### GOAL
Nothing in the data should change when you return it, but leave the pictures out.

### SOURCE RECORDS
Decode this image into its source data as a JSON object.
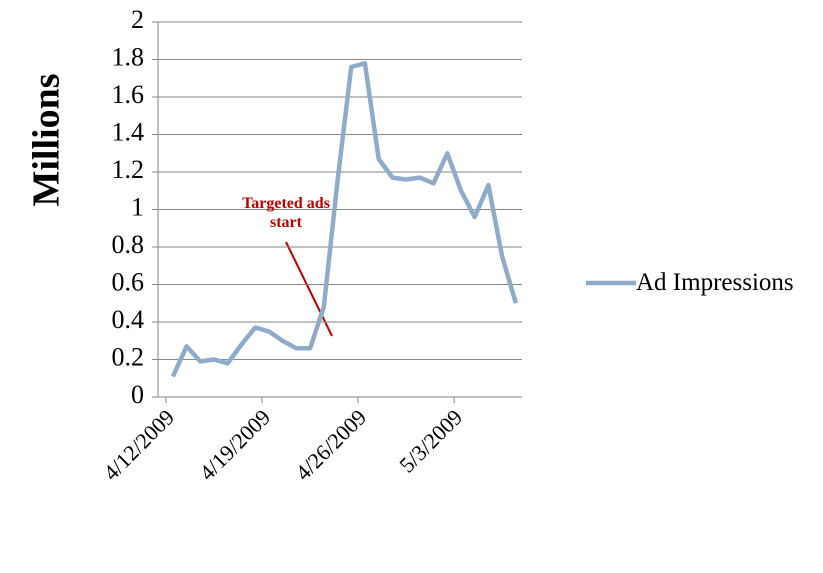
{
  "chart_data": {
    "type": "line",
    "y_label": "Millions",
    "annotation": "Targeted ads start",
    "categories": [
      "4/12/2009",
      null,
      null,
      null,
      null,
      null,
      null,
      "4/19/2009",
      null,
      null,
      null,
      null,
      null,
      null,
      "4/26/2009",
      null,
      null,
      null,
      null,
      null,
      null,
      "5/3/2009",
      null,
      null,
      null,
      null
    ],
    "series": [
      {
        "name": "Ad Impressions",
        "color": "#8eacca",
        "values": [
          0.11,
          0.27,
          0.19,
          0.2,
          0.18,
          0.28,
          0.37,
          0.35,
          0.3,
          0.26,
          0.26,
          0.48,
          1.15,
          1.76,
          1.78,
          1.27,
          1.17,
          1.16,
          1.17,
          1.14,
          1.3,
          1.1,
          0.96,
          1.13,
          0.75,
          0.5
        ]
      }
    ],
    "ylim": [
      0,
      2
    ],
    "yticks": [
      0,
      0.2,
      0.4,
      0.6,
      0.8,
      1,
      1.2,
      1.4,
      1.6,
      1.8,
      2
    ],
    "grid": true,
    "legend": "right"
  }
}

### TASK OUTPUT
Decode this image into its source data as a JSON object.
{
  "chart_data": {
    "type": "line",
    "y_label": "Millions",
    "annotation": "Targeted ads start",
    "categories": [
      "4/12/2009",
      null,
      null,
      null,
      null,
      null,
      null,
      "4/19/2009",
      null,
      null,
      null,
      null,
      null,
      null,
      "4/26/2009",
      null,
      null,
      null,
      null,
      null,
      null,
      "5/3/2009",
      null,
      null,
      null,
      null
    ],
    "series": [
      {
        "name": "Ad Impressions",
        "color": "#8eacca",
        "values": [
          0.11,
          0.27,
          0.19,
          0.2,
          0.18,
          0.28,
          0.37,
          0.35,
          0.3,
          0.26,
          0.26,
          0.48,
          1.15,
          1.76,
          1.78,
          1.27,
          1.17,
          1.16,
          1.17,
          1.14,
          1.3,
          1.1,
          0.96,
          1.13,
          0.75,
          0.5
        ]
      }
    ],
    "ylim": [
      0,
      2
    ],
    "yticks": [
      0,
      0.2,
      0.4,
      0.6,
      0.8,
      1,
      1.2,
      1.4,
      1.6,
      1.8,
      2
    ],
    "grid": true,
    "legend": "right"
  }
}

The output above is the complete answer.